Required work |
Check each line of the entries below for the string "STAR"; copy every line where it appears.

Stored data entries

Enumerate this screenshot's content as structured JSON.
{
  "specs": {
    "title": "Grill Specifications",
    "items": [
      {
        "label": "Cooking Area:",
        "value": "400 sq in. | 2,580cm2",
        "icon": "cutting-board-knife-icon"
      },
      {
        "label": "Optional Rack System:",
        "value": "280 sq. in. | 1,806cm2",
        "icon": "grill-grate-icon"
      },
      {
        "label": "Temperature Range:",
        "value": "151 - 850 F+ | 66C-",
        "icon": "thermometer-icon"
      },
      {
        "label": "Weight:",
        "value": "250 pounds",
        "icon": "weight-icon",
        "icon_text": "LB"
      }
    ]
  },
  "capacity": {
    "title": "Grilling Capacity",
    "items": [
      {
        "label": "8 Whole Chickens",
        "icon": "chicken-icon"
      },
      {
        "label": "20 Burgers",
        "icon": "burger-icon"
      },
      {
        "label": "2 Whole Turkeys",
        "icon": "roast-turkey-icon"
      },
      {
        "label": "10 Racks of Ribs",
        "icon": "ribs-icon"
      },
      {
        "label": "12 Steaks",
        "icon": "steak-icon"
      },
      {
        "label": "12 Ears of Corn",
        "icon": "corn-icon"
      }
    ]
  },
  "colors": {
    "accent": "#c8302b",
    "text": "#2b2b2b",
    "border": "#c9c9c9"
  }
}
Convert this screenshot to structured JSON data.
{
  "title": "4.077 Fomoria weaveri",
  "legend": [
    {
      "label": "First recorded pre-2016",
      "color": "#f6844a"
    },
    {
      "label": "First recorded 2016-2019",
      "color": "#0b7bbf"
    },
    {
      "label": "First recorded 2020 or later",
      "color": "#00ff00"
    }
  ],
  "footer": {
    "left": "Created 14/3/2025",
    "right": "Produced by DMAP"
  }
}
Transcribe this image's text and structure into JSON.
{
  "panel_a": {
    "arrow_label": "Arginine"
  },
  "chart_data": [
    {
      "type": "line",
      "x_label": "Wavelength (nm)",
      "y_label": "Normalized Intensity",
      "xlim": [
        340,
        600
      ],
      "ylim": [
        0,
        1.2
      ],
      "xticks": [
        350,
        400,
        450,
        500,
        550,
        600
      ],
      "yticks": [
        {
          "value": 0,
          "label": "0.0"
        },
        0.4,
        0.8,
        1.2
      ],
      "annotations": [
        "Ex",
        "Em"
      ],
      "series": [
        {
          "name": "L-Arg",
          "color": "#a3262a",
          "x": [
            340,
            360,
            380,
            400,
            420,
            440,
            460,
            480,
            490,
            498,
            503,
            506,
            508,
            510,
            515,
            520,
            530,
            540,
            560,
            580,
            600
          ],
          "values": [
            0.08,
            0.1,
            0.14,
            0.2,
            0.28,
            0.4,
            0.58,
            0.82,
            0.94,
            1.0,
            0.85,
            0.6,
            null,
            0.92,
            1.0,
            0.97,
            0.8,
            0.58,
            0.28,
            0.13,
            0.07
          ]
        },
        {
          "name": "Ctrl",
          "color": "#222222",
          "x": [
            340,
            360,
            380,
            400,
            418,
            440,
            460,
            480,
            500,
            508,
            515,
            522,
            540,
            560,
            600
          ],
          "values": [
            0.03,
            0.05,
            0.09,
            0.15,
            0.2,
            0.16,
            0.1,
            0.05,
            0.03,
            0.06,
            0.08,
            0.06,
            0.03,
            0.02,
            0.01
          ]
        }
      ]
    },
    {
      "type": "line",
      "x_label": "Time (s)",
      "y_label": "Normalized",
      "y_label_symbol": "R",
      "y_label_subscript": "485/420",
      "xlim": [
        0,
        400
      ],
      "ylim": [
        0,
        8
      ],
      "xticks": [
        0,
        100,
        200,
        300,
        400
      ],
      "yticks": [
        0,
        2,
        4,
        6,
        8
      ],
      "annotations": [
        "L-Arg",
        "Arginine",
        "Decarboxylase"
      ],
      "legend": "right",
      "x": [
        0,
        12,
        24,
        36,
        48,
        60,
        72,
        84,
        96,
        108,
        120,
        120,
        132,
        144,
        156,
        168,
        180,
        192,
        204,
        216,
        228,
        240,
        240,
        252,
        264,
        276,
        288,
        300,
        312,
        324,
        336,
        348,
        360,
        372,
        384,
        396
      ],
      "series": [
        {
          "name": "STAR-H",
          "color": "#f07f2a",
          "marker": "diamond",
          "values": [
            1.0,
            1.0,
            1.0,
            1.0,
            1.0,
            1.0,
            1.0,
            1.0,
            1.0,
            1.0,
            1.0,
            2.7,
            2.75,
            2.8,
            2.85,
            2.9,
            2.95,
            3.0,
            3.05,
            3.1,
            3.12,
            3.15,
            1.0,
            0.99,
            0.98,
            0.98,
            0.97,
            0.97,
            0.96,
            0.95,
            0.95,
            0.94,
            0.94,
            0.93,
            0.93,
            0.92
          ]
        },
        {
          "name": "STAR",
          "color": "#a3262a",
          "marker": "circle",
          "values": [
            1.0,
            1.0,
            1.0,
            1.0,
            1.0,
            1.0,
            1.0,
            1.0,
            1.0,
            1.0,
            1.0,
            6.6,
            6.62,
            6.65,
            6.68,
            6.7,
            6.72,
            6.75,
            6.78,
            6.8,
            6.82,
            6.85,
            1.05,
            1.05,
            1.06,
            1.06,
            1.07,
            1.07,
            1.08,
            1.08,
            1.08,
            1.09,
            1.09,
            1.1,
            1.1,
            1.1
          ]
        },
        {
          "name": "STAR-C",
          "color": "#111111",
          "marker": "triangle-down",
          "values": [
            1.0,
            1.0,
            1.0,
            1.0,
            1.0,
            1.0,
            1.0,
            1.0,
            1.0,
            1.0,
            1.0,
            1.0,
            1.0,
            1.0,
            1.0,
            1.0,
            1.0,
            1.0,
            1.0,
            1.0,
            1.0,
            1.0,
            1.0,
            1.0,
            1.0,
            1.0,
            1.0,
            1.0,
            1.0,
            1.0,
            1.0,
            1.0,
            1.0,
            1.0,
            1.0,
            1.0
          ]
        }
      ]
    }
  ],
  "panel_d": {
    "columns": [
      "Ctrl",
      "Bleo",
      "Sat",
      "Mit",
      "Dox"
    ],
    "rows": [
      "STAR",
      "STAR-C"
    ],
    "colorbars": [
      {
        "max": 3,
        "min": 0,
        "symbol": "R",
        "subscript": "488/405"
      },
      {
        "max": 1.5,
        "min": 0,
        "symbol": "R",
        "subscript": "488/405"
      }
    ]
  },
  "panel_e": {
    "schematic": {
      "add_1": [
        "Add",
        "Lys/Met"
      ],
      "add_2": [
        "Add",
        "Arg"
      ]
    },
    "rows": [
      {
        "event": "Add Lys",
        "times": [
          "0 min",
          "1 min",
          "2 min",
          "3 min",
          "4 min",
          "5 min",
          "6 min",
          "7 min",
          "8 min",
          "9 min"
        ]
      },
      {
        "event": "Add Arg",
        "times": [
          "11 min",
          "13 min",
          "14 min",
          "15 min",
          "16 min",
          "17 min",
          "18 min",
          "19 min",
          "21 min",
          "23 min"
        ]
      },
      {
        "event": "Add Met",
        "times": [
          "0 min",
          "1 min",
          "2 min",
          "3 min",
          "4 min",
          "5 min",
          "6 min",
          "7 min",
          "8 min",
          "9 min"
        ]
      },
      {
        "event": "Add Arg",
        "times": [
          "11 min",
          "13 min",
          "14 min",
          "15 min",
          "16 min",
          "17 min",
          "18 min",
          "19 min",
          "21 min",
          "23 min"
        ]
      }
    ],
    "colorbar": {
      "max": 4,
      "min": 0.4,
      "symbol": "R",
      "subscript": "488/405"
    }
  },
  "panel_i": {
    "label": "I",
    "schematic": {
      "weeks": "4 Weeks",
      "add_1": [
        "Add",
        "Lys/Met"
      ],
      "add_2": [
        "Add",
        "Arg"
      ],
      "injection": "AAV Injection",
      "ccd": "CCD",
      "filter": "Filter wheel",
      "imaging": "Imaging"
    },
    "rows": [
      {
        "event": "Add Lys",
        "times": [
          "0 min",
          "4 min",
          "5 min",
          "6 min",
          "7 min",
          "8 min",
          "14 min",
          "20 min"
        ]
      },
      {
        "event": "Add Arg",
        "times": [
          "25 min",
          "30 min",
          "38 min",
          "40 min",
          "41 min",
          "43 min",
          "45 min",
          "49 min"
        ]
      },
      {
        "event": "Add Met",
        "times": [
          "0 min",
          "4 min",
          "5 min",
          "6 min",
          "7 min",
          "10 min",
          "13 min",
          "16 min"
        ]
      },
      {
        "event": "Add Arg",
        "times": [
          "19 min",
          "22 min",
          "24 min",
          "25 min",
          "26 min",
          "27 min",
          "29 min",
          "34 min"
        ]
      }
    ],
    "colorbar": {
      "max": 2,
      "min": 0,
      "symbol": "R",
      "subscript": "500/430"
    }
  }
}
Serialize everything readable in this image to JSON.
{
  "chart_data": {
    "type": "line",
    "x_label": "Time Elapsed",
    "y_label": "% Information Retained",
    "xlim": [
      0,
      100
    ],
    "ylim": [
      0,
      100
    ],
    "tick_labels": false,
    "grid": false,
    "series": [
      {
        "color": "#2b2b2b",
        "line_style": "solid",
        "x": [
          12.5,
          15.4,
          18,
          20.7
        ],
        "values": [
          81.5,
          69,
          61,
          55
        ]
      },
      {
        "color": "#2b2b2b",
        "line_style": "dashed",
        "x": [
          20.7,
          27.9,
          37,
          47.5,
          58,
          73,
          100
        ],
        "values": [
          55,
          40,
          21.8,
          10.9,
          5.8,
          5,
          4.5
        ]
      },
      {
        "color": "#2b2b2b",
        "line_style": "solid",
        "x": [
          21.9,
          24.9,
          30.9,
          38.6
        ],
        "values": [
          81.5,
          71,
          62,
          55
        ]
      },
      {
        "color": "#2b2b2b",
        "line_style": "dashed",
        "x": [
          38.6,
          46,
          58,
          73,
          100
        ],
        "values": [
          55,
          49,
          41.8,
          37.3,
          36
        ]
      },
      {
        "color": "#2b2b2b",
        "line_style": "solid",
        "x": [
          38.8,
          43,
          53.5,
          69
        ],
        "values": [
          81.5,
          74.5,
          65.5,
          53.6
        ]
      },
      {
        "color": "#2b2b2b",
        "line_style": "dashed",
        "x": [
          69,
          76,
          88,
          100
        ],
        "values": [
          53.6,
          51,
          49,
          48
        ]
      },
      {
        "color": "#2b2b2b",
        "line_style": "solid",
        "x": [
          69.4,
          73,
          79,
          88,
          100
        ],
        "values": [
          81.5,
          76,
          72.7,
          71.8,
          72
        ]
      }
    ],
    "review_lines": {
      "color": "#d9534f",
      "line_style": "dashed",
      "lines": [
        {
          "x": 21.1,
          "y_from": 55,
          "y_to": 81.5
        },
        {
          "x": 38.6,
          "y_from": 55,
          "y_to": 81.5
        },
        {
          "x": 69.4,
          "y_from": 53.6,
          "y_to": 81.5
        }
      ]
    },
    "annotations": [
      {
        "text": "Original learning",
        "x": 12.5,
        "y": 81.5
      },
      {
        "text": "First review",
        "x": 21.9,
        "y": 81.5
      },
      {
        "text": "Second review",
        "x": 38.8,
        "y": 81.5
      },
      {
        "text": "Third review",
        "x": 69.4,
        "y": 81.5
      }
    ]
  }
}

Exercise result |
          "name": "STAR-H",
          "name": "STAR",
          "name": "STAR-C",
      "STAR",
      "STAR-C"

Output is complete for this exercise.